* **Your objective**
Look through the data and write out every line with the word "Three" in it.

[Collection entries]
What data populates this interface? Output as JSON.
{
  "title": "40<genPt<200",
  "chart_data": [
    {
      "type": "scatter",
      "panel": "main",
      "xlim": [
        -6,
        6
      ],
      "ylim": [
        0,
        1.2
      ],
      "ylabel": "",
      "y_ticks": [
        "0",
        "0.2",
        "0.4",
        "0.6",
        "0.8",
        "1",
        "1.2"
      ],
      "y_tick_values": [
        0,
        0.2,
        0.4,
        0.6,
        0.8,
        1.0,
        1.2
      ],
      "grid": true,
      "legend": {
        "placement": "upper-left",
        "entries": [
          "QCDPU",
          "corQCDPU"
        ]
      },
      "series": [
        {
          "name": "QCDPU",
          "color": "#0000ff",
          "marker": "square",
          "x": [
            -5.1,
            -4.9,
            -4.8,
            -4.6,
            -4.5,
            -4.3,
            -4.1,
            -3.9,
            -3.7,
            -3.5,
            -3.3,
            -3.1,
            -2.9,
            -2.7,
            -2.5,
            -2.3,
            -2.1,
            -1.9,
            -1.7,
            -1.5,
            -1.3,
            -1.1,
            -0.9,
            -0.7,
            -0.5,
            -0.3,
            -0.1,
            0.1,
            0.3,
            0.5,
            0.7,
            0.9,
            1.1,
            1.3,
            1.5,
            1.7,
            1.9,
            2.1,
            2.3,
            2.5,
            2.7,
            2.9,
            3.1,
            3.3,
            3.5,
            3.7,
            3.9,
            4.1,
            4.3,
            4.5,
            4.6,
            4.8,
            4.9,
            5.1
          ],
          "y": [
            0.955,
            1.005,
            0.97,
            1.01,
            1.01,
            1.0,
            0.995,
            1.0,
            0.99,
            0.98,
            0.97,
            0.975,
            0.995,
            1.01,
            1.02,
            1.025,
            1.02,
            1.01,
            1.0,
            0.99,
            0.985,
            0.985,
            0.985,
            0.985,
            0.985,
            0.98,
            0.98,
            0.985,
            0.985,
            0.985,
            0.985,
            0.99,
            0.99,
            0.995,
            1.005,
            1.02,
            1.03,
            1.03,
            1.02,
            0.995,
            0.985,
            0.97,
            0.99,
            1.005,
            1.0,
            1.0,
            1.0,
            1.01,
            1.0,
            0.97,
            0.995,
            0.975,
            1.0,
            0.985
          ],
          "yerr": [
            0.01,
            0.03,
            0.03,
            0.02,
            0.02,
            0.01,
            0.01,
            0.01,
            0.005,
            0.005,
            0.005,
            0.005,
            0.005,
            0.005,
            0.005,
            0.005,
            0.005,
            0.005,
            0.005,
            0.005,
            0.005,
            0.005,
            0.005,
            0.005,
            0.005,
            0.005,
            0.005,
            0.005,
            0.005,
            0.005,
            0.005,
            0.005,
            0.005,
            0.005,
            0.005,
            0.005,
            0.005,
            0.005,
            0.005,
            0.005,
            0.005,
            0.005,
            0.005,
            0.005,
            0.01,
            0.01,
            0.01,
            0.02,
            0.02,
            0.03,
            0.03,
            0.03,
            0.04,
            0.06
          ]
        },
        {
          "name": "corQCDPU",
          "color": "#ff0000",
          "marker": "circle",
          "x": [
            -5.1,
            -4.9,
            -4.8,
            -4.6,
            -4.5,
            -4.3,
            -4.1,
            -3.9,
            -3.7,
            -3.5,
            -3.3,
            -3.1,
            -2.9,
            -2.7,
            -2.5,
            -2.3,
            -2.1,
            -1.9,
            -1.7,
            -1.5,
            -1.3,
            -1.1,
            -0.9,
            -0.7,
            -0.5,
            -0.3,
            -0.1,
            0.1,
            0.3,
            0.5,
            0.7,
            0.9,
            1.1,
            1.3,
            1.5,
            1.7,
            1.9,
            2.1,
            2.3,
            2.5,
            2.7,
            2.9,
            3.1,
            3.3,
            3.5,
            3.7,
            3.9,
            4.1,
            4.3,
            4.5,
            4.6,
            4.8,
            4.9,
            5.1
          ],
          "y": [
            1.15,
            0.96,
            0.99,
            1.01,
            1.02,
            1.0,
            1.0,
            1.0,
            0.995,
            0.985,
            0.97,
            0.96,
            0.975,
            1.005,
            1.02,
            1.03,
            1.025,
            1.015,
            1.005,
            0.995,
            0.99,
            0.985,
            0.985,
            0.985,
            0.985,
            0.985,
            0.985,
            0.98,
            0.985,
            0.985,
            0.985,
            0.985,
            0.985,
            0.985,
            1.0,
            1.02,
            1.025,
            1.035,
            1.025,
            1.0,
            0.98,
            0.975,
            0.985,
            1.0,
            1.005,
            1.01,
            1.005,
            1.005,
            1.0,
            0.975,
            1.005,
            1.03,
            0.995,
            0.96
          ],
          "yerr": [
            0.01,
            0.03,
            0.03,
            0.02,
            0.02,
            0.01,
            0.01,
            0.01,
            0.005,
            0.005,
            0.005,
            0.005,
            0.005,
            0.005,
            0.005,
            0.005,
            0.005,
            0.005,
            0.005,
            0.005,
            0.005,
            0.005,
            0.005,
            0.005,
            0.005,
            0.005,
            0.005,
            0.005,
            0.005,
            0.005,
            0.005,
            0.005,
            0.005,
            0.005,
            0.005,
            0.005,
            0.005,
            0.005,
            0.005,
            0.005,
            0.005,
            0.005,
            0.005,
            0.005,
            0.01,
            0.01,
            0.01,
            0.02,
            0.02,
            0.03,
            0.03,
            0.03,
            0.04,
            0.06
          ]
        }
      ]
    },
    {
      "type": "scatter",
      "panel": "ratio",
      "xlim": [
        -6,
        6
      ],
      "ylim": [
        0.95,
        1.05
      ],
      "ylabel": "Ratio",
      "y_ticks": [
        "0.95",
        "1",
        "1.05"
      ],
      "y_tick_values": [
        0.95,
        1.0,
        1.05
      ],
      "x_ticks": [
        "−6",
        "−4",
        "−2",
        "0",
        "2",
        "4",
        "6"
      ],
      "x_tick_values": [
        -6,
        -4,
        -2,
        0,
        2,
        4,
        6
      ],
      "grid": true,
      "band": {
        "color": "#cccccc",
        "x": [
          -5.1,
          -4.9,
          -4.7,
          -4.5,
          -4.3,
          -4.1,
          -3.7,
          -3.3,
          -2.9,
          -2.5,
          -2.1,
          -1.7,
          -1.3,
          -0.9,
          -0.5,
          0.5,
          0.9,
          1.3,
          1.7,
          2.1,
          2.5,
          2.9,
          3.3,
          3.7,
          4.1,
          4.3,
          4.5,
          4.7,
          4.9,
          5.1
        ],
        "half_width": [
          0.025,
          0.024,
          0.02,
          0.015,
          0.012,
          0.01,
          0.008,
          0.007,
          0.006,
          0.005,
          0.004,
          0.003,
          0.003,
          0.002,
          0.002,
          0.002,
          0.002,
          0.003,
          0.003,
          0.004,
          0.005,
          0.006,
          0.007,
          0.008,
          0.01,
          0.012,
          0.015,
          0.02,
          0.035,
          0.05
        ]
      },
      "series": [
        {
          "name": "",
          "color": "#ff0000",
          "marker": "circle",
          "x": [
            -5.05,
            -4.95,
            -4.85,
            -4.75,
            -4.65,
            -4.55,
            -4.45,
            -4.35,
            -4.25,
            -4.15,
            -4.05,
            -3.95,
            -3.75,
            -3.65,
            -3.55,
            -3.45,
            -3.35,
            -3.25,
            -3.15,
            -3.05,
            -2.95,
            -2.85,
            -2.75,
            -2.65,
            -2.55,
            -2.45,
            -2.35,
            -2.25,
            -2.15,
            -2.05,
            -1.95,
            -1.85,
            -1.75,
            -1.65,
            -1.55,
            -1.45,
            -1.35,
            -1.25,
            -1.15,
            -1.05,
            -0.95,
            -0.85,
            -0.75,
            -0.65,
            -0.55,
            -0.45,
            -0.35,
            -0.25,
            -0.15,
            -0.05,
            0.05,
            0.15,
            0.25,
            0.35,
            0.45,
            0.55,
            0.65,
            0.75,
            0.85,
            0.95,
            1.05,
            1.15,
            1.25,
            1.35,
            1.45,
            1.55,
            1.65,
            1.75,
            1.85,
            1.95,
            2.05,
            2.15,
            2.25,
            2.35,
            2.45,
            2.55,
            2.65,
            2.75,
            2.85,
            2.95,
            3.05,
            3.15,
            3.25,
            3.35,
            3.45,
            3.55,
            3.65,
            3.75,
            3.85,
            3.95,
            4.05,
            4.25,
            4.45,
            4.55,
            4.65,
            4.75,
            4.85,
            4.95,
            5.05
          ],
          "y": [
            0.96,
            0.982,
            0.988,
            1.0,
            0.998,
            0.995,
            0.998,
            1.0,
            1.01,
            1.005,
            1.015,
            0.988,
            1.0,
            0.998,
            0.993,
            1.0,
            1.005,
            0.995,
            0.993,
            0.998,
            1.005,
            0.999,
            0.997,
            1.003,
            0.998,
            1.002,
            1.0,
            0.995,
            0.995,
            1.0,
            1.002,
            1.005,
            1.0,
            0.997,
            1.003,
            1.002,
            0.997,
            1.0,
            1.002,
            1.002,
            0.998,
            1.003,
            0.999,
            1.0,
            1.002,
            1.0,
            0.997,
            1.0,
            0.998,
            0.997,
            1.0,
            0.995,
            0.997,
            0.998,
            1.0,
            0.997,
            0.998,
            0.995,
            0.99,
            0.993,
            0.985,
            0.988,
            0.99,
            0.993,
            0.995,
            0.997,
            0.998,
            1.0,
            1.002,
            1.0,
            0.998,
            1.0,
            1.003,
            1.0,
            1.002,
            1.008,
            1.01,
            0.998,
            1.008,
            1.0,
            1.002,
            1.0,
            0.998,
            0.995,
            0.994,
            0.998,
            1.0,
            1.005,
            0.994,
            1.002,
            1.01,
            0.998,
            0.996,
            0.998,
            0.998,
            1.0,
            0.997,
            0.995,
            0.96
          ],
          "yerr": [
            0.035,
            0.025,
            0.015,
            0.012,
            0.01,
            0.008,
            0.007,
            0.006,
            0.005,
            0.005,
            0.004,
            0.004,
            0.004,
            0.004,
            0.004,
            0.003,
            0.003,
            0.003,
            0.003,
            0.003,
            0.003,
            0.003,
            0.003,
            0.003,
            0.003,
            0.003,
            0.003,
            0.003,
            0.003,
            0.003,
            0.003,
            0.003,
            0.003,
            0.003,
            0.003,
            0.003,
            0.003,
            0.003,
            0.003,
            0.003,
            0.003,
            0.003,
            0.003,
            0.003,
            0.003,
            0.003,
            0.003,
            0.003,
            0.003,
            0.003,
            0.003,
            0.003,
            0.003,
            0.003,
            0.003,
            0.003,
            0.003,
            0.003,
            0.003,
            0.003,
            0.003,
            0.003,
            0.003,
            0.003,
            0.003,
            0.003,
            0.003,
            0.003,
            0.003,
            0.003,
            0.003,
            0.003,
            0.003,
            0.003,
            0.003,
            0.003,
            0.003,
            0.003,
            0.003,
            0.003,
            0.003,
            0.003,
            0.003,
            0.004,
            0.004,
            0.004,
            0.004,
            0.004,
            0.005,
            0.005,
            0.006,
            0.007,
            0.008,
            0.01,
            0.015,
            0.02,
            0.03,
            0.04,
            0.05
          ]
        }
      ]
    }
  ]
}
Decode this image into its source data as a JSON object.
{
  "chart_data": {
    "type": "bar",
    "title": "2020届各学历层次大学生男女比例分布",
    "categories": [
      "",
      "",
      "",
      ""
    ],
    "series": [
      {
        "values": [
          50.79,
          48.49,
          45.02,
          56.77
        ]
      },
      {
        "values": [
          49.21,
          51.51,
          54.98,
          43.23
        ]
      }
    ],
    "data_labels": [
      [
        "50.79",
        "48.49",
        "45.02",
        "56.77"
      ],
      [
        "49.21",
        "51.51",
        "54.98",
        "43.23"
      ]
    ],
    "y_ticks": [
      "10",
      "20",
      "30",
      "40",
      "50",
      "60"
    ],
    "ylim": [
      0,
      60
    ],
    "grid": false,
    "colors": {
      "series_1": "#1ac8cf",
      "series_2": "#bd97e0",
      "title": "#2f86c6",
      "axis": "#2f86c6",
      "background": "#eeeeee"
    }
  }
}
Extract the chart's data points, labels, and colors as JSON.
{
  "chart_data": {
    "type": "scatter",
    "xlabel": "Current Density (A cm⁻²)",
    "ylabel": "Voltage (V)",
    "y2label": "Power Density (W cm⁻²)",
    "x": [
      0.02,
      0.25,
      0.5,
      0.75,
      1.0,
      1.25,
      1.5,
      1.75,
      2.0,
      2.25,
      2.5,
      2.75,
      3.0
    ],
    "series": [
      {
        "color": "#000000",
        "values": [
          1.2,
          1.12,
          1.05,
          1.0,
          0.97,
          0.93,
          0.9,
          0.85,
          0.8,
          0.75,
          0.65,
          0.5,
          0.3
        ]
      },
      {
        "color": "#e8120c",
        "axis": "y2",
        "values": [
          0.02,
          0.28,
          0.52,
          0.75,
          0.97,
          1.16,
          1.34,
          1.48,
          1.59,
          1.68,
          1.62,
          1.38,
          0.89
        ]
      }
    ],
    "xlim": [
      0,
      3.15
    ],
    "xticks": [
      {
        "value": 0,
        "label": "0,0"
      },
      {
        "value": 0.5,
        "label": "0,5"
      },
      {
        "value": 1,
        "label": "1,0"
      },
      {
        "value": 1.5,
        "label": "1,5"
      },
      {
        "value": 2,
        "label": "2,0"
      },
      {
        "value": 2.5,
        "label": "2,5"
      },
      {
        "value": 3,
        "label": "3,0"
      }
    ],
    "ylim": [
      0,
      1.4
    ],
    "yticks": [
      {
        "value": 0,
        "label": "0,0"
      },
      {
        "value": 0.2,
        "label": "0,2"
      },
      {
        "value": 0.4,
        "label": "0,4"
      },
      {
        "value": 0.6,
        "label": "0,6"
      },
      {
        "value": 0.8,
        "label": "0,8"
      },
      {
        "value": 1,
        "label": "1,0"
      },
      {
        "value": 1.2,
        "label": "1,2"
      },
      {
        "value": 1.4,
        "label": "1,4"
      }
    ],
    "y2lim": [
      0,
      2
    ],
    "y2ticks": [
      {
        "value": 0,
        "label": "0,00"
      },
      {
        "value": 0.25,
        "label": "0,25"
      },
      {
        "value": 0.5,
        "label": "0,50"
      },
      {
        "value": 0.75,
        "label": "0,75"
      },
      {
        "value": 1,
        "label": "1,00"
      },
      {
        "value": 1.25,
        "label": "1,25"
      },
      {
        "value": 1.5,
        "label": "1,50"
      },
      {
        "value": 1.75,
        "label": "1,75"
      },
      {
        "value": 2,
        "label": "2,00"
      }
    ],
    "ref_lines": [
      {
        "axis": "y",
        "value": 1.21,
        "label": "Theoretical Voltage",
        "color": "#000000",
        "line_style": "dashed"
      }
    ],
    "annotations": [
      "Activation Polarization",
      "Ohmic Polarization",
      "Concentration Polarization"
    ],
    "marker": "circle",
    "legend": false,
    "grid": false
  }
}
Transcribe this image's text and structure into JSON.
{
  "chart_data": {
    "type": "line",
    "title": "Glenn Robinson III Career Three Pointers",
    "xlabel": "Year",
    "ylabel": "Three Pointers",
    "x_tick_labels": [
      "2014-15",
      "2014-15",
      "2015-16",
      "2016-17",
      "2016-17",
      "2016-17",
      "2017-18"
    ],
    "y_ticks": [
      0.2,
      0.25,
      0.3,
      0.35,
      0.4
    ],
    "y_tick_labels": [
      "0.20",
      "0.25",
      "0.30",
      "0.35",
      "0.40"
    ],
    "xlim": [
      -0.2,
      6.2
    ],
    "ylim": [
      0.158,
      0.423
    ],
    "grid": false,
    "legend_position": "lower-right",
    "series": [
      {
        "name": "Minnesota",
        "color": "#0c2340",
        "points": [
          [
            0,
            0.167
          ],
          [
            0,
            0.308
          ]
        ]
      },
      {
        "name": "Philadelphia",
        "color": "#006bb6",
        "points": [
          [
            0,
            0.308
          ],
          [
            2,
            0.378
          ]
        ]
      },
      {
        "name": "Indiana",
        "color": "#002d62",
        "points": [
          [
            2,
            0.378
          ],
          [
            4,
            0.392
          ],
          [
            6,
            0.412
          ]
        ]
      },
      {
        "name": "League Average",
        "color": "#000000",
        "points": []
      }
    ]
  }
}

* **Exercise result**
    "title": "Glenn Robinson III Career Three Pointers",
    "ylabel": "Three Pointers",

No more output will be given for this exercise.